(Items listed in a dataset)
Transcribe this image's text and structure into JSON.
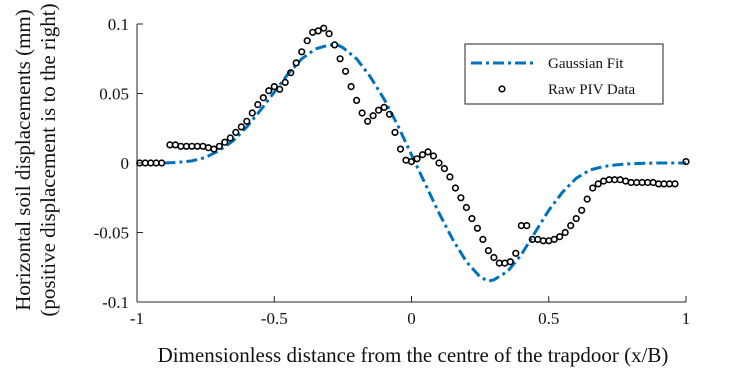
{
  "chart_data": {
    "type": "line",
    "xlabel": "Dimensionless distance from the centre of the trapdoor (x/B)",
    "ylabel_line1": "Horizontal soil displacements (mm)",
    "ylabel_line2": "(positive displacement is to the right)",
    "xlim": [
      -1,
      1
    ],
    "ylim": [
      -0.1,
      0.1
    ],
    "x_ticks": [
      -1,
      -0.5,
      0,
      0.5,
      1
    ],
    "x_tick_labels": [
      "-1",
      "-0.5",
      "0",
      "0.5",
      "1"
    ],
    "y_ticks": [
      -0.1,
      -0.05,
      0,
      0.05,
      0.1
    ],
    "y_tick_labels": [
      "-0.1",
      "-0.05",
      "0",
      "0.05",
      "0.1"
    ],
    "grid": false,
    "legend_position": "top-right",
    "series": [
      {
        "name": "Gaussian Fit",
        "style": "dash-dot line",
        "color": "#0072BD",
        "x": [
          -0.9,
          -0.85,
          -0.8,
          -0.75,
          -0.7,
          -0.65,
          -0.6,
          -0.55,
          -0.5,
          -0.45,
          -0.4,
          -0.35,
          -0.3,
          -0.27,
          -0.25,
          -0.2,
          -0.15,
          -0.1,
          -0.05,
          0,
          0.05,
          0.1,
          0.15,
          0.2,
          0.25,
          0.28,
          0.3,
          0.35,
          0.4,
          0.45,
          0.5,
          0.55,
          0.6,
          0.65,
          0.7,
          0.75,
          0.8,
          0.85,
          0.9,
          0.95,
          1.0
        ],
        "y": [
          0.0,
          0.0005,
          0.0015,
          0.004,
          0.009,
          0.016,
          0.026,
          0.038,
          0.051,
          0.064,
          0.075,
          0.082,
          0.085,
          0.085,
          0.083,
          0.075,
          0.062,
          0.046,
          0.027,
          0.006,
          -0.015,
          -0.036,
          -0.055,
          -0.071,
          -0.082,
          -0.085,
          -0.084,
          -0.078,
          -0.066,
          -0.05,
          -0.034,
          -0.021,
          -0.011,
          -0.005,
          -0.0025,
          -0.0012,
          -0.0005,
          -0.0002,
          0.0,
          0.0,
          0.0
        ]
      },
      {
        "name": "Raw PIV Data",
        "style": "open circle markers",
        "color": "#000000",
        "x": [
          -0.99,
          -0.97,
          -0.95,
          -0.93,
          -0.91,
          -0.88,
          -0.86,
          -0.84,
          -0.82,
          -0.8,
          -0.78,
          -0.76,
          -0.74,
          -0.72,
          -0.7,
          -0.68,
          -0.66,
          -0.64,
          -0.62,
          -0.6,
          -0.58,
          -0.56,
          -0.54,
          -0.52,
          -0.5,
          -0.48,
          -0.46,
          -0.44,
          -0.42,
          -0.4,
          -0.38,
          -0.36,
          -0.34,
          -0.32,
          -0.3,
          -0.28,
          -0.26,
          -0.24,
          -0.22,
          -0.2,
          -0.18,
          -0.16,
          -0.14,
          -0.12,
          -0.1,
          -0.08,
          -0.06,
          -0.04,
          -0.02,
          0.0,
          0.02,
          0.04,
          0.06,
          0.08,
          0.1,
          0.12,
          0.14,
          0.16,
          0.18,
          0.2,
          0.22,
          0.24,
          0.26,
          0.28,
          0.3,
          0.32,
          0.34,
          0.36,
          0.38,
          0.4,
          0.42,
          0.44,
          0.46,
          0.48,
          0.5,
          0.52,
          0.54,
          0.56,
          0.58,
          0.6,
          0.62,
          0.64,
          0.66,
          0.68,
          0.7,
          0.72,
          0.74,
          0.76,
          0.78,
          0.8,
          0.82,
          0.84,
          0.86,
          0.88,
          0.9,
          0.92,
          0.94,
          0.96,
          1.0
        ],
        "y": [
          0.0,
          0.0,
          0.0,
          0.0,
          0.0,
          0.013,
          0.013,
          0.012,
          0.012,
          0.012,
          0.012,
          0.012,
          0.011,
          0.01,
          0.012,
          0.015,
          0.018,
          0.022,
          0.026,
          0.03,
          0.036,
          0.042,
          0.047,
          0.052,
          0.055,
          0.053,
          0.058,
          0.065,
          0.072,
          0.08,
          0.088,
          0.094,
          0.095,
          0.097,
          0.093,
          0.085,
          0.075,
          0.066,
          0.055,
          0.045,
          0.036,
          0.03,
          0.034,
          0.038,
          0.04,
          0.035,
          0.022,
          0.01,
          0.002,
          0.001,
          0.003,
          0.006,
          0.008,
          0.005,
          0.0,
          -0.004,
          -0.01,
          -0.018,
          -0.025,
          -0.032,
          -0.04,
          -0.047,
          -0.055,
          -0.063,
          -0.068,
          -0.072,
          -0.072,
          -0.071,
          -0.065,
          -0.045,
          -0.045,
          -0.055,
          -0.055,
          -0.056,
          -0.056,
          -0.055,
          -0.053,
          -0.05,
          -0.045,
          -0.04,
          -0.034,
          -0.026,
          -0.018,
          -0.015,
          -0.013,
          -0.012,
          -0.012,
          -0.012,
          -0.013,
          -0.014,
          -0.014,
          -0.014,
          -0.014,
          -0.014,
          -0.015,
          -0.015,
          -0.015,
          -0.015,
          0.001
        ]
      }
    ]
  }
}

JOB: From the material, report only how many lines include the word "style".

OUTPUT BELOW: 2